- _Goal of the exercise_: Please return the full listing below without altering anything.

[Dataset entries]
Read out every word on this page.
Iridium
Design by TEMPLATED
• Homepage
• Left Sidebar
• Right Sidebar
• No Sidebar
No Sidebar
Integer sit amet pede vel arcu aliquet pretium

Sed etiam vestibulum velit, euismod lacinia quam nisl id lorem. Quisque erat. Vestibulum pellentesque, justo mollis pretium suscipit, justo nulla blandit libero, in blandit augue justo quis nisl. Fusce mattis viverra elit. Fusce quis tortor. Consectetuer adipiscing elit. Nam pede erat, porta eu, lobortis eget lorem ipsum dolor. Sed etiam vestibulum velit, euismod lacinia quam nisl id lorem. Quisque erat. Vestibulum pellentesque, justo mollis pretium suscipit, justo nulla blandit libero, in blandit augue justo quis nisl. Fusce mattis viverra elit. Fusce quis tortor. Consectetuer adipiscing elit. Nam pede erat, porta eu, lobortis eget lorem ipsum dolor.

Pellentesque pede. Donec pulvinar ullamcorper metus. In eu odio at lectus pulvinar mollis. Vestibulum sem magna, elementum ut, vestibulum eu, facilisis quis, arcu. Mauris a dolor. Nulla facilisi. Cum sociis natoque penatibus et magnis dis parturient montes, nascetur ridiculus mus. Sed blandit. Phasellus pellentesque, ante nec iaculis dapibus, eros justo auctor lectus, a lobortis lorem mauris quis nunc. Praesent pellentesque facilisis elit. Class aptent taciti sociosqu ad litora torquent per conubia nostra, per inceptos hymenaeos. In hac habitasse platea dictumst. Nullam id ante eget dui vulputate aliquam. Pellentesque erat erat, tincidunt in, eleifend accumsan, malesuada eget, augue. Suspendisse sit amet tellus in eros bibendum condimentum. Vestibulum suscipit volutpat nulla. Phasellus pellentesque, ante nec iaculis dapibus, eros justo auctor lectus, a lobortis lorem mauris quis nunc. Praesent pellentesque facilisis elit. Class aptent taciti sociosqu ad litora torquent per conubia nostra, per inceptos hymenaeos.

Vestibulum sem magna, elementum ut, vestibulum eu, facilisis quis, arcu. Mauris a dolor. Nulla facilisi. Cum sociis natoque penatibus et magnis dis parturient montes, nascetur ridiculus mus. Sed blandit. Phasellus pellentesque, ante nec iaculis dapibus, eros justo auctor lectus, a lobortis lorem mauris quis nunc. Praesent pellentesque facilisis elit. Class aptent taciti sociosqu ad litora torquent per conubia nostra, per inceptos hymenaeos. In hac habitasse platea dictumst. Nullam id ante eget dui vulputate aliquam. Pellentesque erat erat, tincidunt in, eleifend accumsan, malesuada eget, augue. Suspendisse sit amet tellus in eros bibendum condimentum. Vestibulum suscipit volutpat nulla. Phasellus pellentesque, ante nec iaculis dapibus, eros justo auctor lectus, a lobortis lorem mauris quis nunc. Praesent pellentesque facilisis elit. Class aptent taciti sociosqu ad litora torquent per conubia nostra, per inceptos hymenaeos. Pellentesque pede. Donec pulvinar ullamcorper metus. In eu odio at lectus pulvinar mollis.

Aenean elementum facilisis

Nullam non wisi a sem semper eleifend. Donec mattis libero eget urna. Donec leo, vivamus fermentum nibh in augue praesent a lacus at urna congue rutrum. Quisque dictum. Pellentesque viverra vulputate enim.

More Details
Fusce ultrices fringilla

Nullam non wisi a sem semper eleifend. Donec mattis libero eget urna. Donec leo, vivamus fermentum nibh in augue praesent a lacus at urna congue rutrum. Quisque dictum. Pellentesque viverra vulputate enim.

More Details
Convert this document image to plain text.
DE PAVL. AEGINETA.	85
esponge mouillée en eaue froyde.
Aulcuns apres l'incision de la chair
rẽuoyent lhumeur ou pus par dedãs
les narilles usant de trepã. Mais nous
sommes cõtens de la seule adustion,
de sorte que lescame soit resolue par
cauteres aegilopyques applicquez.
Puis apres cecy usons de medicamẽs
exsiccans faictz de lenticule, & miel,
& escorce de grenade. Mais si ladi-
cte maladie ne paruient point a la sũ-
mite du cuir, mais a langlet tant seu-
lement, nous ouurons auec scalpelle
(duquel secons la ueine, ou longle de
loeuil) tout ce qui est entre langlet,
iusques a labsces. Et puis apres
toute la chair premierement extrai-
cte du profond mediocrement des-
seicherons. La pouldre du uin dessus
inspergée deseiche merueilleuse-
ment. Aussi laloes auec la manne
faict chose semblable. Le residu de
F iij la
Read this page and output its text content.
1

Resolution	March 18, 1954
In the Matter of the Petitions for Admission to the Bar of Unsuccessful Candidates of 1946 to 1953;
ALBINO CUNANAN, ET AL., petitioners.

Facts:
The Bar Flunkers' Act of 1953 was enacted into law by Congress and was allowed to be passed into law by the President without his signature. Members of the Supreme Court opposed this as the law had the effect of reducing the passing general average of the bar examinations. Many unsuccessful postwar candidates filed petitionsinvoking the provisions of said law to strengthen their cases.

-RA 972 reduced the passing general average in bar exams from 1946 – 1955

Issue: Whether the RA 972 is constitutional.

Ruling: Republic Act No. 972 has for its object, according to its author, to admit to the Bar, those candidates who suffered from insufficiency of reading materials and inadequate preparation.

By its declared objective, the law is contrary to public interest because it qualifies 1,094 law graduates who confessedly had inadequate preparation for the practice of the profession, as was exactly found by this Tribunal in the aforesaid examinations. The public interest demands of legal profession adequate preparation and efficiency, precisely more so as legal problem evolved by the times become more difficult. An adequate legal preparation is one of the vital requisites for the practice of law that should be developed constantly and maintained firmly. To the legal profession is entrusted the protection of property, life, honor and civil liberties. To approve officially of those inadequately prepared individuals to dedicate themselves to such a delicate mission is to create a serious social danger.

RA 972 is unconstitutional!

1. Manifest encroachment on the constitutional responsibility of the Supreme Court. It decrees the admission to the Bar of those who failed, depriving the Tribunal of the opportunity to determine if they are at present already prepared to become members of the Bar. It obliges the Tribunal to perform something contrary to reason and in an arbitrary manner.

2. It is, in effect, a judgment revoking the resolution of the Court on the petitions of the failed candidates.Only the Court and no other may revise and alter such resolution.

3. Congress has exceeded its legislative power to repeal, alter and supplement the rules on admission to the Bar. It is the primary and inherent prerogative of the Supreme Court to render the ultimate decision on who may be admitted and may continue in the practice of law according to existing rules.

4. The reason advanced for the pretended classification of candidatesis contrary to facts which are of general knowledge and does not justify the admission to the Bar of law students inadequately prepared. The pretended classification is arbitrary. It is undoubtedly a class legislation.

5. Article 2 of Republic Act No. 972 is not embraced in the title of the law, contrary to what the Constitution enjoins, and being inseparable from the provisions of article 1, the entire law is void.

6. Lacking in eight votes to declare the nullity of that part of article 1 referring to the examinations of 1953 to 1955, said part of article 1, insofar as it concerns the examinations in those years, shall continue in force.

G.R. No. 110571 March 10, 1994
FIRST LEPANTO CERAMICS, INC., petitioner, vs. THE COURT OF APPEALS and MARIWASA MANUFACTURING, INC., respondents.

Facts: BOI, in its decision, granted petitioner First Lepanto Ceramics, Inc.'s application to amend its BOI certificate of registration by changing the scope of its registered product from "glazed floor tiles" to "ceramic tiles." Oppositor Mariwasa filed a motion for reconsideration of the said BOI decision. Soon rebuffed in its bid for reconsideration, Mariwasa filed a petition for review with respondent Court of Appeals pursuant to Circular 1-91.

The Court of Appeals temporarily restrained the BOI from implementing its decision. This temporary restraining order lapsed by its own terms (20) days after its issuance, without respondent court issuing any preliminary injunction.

- _The completed task_:
Read out every word on this page.
Iridium
Design by TEMPLATED
• Homepage
• Left Sidebar
• Right Sidebar
• No Sidebar
No Sidebar
Integer sit amet pede vel arcu aliquet pretium

Sed etiam vestibulum velit, euismod lacinia quam nisl id lorem. Quisque erat. Vestibulum pellentesque, justo mollis pretium suscipit, justo nulla blandit libero, in blandit augue justo quis nisl. Fusce mattis viverra elit. Fusce quis tortor. Consectetuer adipiscing elit. Nam pede erat, porta eu, lobortis eget lorem ipsum dolor. Sed etiam vestibulum velit, euismod lacinia quam nisl id lorem. Quisque erat. Vestibulum pellentesque, justo mollis pretium suscipit, justo nulla blandit libero, in blandit augue justo quis nisl. Fusce mattis viverra elit. Fusce quis tortor. Consectetuer adipiscing elit. Nam pede erat, porta eu, lobortis eget lorem ipsum dolor.

Pellentesque pede. Donec pulvinar ullamcorper metus. In eu odio at lectus pulvinar mollis. Vestibulum sem magna, elementum ut, vestibulum eu, facilisis quis, arcu. Mauris a dolor. Nulla facilisi. Cum sociis natoque penatibus et magnis dis parturient montes, nascetur ridiculus mus. Sed blandit. Phasellus pellentesque, ante nec iaculis dapibus, eros justo auctor lectus, a lobortis lorem mauris quis nunc. Praesent pellentesque facilisis elit. Class aptent taciti sociosqu ad litora torquent per conubia nostra, per inceptos hymenaeos. In hac habitasse platea dictumst. Nullam id ante eget dui vulputate aliquam. Pellentesque erat erat, tincidunt in, eleifend accumsan, malesuada eget, augue. Suspendisse sit amet tellus in eros bibendum condimentum. Vestibulum suscipit volutpat nulla. Phasellus pellentesque, ante nec iaculis dapibus, eros justo auctor lectus, a lobortis lorem mauris quis nunc. Praesent pellentesque facilisis elit. Class aptent taciti sociosqu ad litora torquent per conubia nostra, per inceptos hymenaeos.

Vestibulum sem magna, elementum ut, vestibulum eu, facilisis quis, arcu. Mauris a dolor. Nulla facilisi. Cum sociis natoque penatibus et magnis dis parturient montes, nascetur ridiculus mus. Sed blandit. Phasellus pellentesque, ante nec iaculis dapibus, eros justo auctor lectus, a lobortis lorem mauris quis nunc. Praesent pellentesque facilisis elit. Class aptent taciti sociosqu ad litora torquent per conubia nostra, per inceptos hymenaeos. In hac habitasse platea dictumst. Nullam id ante eget dui vulputate aliquam. Pellentesque erat erat, tincidunt in, eleifend accumsan, malesuada eget, augue. Suspendisse sit amet tellus in eros bibendum condimentum. Vestibulum suscipit volutpat nulla. Phasellus pellentesque, ante nec iaculis dapibus, eros justo auctor lectus, a lobortis lorem mauris quis nunc. Praesent pellentesque facilisis elit. Class aptent taciti sociosqu ad litora torquent per conubia nostra, per inceptos hymenaeos. Pellentesque pede. Donec pulvinar ullamcorper metus. In eu odio at lectus pulvinar mollis.

Aenean elementum facilisis

Nullam non wisi a sem semper eleifend. Donec mattis libero eget urna. Donec leo, vivamus fermentum nibh in augue praesent a lacus at urna congue rutrum. Quisque dictum. Pellentesque viverra vulputate enim.

More Details
Fusce ultrices fringilla

Nullam non wisi a sem semper eleifend. Donec mattis libero eget urna. Donec leo, vivamus fermentum nibh in augue praesent a lacus at urna congue rutrum. Quisque dictum. Pellentesque viverra vulputate enim.

More Details
Convert this document image to plain text.
DE PAVL. AEGINETA.	85
esponge mouillée en eaue froyde.
Aulcuns apres l'incision de la chair
rẽuoyent lhumeur ou pus par dedãs
les narilles usant de trepã. Mais nous
sommes cõtens de la seule adustion,
de sorte que lescame soit resolue par
cauteres aegilopyques applicquez.
Puis apres cecy usons de medicamẽs
exsiccans faictz de lenticule, & miel,
& escorce de grenade. Mais si ladi-
cte maladie ne paruient point a la sũ-
mite du cuir, mais a langlet tant seu-
lement, nous ouurons auec scalpelle
(duquel secons la ueine, ou longle de
loeuil) tout ce qui est entre langlet,
iusques a labsces. Et puis apres
toute la chair premierement extrai-
cte du profond mediocrement des-
seicherons. La pouldre du uin dessus
inspergée deseiche merueilleuse-
ment. Aussi laloes auec la manne
faict chose semblable. Le residu de
F iij la
Read this page and output its text content.
1

Resolution	March 18, 1954
In the Matter of the Petitions for Admission to the Bar of Unsuccessful Candidates of 1946 to 1953;
ALBINO CUNANAN, ET AL., petitioners.

Facts:
The Bar Flunkers' Act of 1953 was enacted into law by Congress and was allowed to be passed into law by the President without his signature. Members of the Supreme Court opposed this as the law had the effect of reducing the passing general average of the bar examinations. Many unsuccessful postwar candidates filed petitionsinvoking the provisions of said law to strengthen their cases.

-RA 972 reduced the passing general average in bar exams from 1946 – 1955

Issue: Whether the RA 972 is constitutional.

Ruling: Republic Act No. 972 has for its object, according to its author, to admit to the Bar, those candidates who suffered from insufficiency of reading materials and inadequate preparation.

By its declared objective, the law is contrary to public interest because it qualifies 1,094 law graduates who confessedly had inadequate preparation for the practice of the profession, as was exactly found by this Tribunal in the aforesaid examinations. The public interest demands of legal profession adequate preparation and efficiency, precisely more so as legal problem evolved by the times become more difficult. An adequate legal preparation is one of the vital requisites for the practice of law that should be developed constantly and maintained firmly. To the legal profession is entrusted the protection of property, life, honor and civil liberties. To approve officially of those inadequately prepared individuals to dedicate themselves to such a delicate mission is to create a serious social danger.

RA 972 is unconstitutional!

1. Manifest encroachment on the constitutional responsibility of the Supreme Court. It decrees the admission to the Bar of those who failed, depriving the Tribunal of the opportunity to determine if they are at present already prepared to become members of the Bar. It obliges the Tribunal to perform something contrary to reason and in an arbitrary manner.

2. It is, in effect, a judgment revoking the resolution of the Court on the petitions of the failed candidates.Only the Court and no other may revise and alter such resolution.

3. Congress has exceeded its legislative power to repeal, alter and supplement the rules on admission to the Bar. It is the primary and inherent prerogative of the Supreme Court to render the ultimate decision on who may be admitted and may continue in the practice of law according to existing rules.

4. The reason advanced for the pretended classification of candidatesis contrary to facts which are of general knowledge and does not justify the admission to the Bar of law students inadequately prepared. The pretended classification is arbitrary. It is undoubtedly a class legislation.

5. Article 2 of Republic Act No. 972 is not embraced in the title of the law, contrary to what the Constitution enjoins, and being inseparable from the provisions of article 1, the entire law is void.

6. Lacking in eight votes to declare the nullity of that part of article 1 referring to the examinations of 1953 to 1955, said part of article 1, insofar as it concerns the examinations in those years, shall continue in force.

G.R. No. 110571 March 10, 1994
FIRST LEPANTO CERAMICS, INC., petitioner, vs. THE COURT OF APPEALS and MARIWASA MANUFACTURING, INC., respondents.

Facts: BOI, in its decision, granted petitioner First Lepanto Ceramics, Inc.'s application to amend its BOI certificate of registration by changing the scope of its registered product from "glazed floor tiles" to "ceramic tiles." Oppositor Mariwasa filed a motion for reconsideration of the said BOI decision. Soon rebuffed in its bid for reconsideration, Mariwasa filed a petition for review with respondent Court of Appeals pursuant to Circular 1-91.

The Court of Appeals temporarily restrained the BOI from implementing its decision. This temporary restraining order lapsed by its own terms (20) days after its issuance, without respondent court issuing any preliminary injunction.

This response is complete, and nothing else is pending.